▶ **Set problem**
Retype all material exactly. Pictures stay out of the copy.

(Figure data in JSON)
>>>
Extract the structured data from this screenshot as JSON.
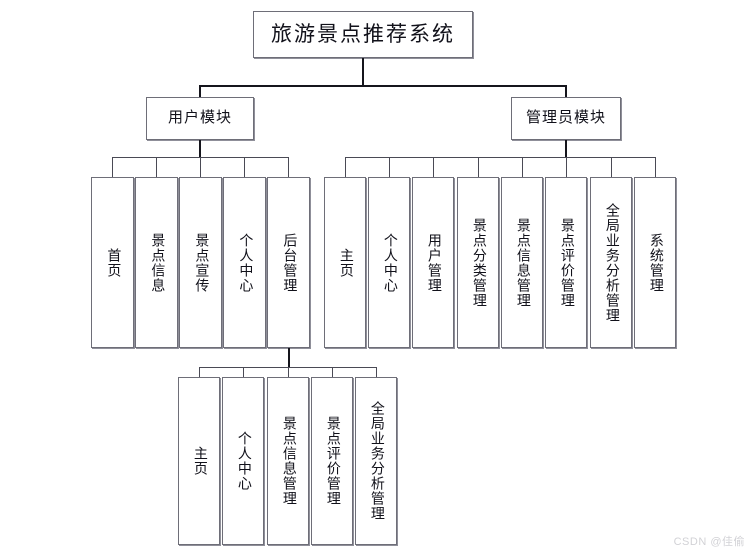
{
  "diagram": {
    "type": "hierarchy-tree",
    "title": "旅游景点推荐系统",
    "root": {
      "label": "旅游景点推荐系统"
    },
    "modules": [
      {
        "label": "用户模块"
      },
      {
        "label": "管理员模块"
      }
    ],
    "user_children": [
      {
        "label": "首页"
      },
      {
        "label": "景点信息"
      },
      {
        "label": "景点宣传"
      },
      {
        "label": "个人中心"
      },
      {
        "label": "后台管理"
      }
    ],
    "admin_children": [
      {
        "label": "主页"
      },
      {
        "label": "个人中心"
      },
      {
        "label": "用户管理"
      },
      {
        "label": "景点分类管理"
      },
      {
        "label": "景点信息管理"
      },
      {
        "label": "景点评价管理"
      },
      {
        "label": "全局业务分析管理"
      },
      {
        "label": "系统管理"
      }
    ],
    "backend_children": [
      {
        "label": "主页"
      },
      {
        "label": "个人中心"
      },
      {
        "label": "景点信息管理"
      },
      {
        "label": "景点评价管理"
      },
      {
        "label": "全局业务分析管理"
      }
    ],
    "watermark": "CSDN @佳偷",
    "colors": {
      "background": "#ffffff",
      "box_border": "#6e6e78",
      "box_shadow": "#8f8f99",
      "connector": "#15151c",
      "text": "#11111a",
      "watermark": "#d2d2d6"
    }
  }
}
<<<
▶ **Result of this exercise**
Extract the structured data from this screenshot as JSON.
{
  "diagram": {
    "type": "hierarchy-tree",
    "title": "旅游景点推荐系统",
    "root": {
      "label": "旅游景点推荐系统"
    },
    "modules": [
      {
        "label": "用户模块"
      },
      {
        "label": "管理员模块"
      }
    ],
    "user_children": [
      {
        "label": "首页"
      },
      {
        "label": "景点信息"
      },
      {
        "label": "景点宣传"
      },
      {
        "label": "个人中心"
      },
      {
        "label": "后台管理"
      }
    ],
    "admin_children": [
      {
        "label": "主页"
      },
      {
        "label": "个人中心"
      },
      {
        "label": "用户管理"
      },
      {
        "label": "景点分类管理"
      },
      {
        "label": "景点信息管理"
      },
      {
        "label": "景点评价管理"
      },
      {
        "label": "全局业务分析管理"
      },
      {
        "label": "系统管理"
      }
    ],
    "backend_children": [
      {
        "label": "主页"
      },
      {
        "label": "个人中心"
      },
      {
        "label": "景点信息管理"
      },
      {
        "label": "景点评价管理"
      },
      {
        "label": "全局业务分析管理"
      }
    ],
    "watermark": "CSDN @佳偷",
    "colors": {
      "background": "#ffffff",
      "box_border": "#6e6e78",
      "box_shadow": "#8f8f99",
      "connector": "#15151c",
      "text": "#11111a",
      "watermark": "#d2d2d6"
    }
  }
}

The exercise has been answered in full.